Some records
::::::
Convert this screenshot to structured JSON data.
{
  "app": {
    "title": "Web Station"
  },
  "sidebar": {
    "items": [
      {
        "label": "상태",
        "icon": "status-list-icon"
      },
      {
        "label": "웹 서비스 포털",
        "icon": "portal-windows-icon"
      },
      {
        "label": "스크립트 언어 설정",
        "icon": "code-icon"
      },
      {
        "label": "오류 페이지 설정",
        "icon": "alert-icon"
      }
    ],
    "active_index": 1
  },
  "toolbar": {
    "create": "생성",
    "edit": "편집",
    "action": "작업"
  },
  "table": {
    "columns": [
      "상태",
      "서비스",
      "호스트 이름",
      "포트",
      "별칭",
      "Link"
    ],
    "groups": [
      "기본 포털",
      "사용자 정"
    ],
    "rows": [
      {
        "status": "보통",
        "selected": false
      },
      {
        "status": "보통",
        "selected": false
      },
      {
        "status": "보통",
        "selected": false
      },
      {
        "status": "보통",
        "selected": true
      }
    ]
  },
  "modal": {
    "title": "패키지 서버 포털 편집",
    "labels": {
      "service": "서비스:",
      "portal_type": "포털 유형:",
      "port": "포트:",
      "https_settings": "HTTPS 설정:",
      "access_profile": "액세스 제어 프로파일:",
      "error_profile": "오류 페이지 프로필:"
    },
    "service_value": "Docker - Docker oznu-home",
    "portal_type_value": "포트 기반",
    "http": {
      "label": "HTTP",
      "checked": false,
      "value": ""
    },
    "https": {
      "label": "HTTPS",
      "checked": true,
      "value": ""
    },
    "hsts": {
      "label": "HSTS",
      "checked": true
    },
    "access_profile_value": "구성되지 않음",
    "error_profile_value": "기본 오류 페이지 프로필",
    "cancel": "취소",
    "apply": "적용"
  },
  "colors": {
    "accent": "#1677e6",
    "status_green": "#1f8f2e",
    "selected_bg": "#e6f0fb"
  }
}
::::::
DO THIS:
All of the material above needs to be retyped word for word.

REPLY TO THE EXERCISE:
Convert this screenshot to structured JSON data.
{
  "app": {
    "title": "Web Station"
  },
  "sidebar": {
    "items": [
      {
        "label": "상태",
        "icon": "status-list-icon"
      },
      {
        "label": "웹 서비스 포털",
        "icon": "portal-windows-icon"
      },
      {
        "label": "스크립트 언어 설정",
        "icon": "code-icon"
      },
      {
        "label": "오류 페이지 설정",
        "icon": "alert-icon"
      }
    ],
    "active_index": 1
  },
  "toolbar": {
    "create": "생성",
    "edit": "편집",
    "action": "작업"
  },
  "table": {
    "columns": [
      "상태",
      "서비스",
      "호스트 이름",
      "포트",
      "별칭",
      "Link"
    ],
    "groups": [
      "기본 포털",
      "사용자 정"
    ],
    "rows": [
      {
        "status": "보통",
        "selected": false
      },
      {
        "status": "보통",
        "selected": false
      },
      {
        "status": "보통",
        "selected": false
      },
      {
        "status": "보통",
        "selected": true
      }
    ]
  },
  "modal": {
    "title": "패키지 서버 포털 편집",
    "labels": {
      "service": "서비스:",
      "portal_type": "포털 유형:",
      "port": "포트:",
      "https_settings": "HTTPS 설정:",
      "access_profile": "액세스 제어 프로파일:",
      "error_profile": "오류 페이지 프로필:"
    },
    "service_value": "Docker - Docker oznu-home",
    "portal_type_value": "포트 기반",
    "http": {
      "label": "HTTP",
      "checked": false,
      "value": ""
    },
    "https": {
      "label": "HTTPS",
      "checked": true,
      "value": ""
    },
    "hsts": {
      "label": "HSTS",
      "checked": true
    },
    "access_profile_value": "구성되지 않음",
    "error_profile_value": "기본 오류 페이지 프로필",
    "cancel": "취소",
    "apply": "적용"
  },
  "colors": {
    "accent": "#1677e6",
    "status_green": "#1f8f2e",
    "selected_bg": "#e6f0fb"
  }
}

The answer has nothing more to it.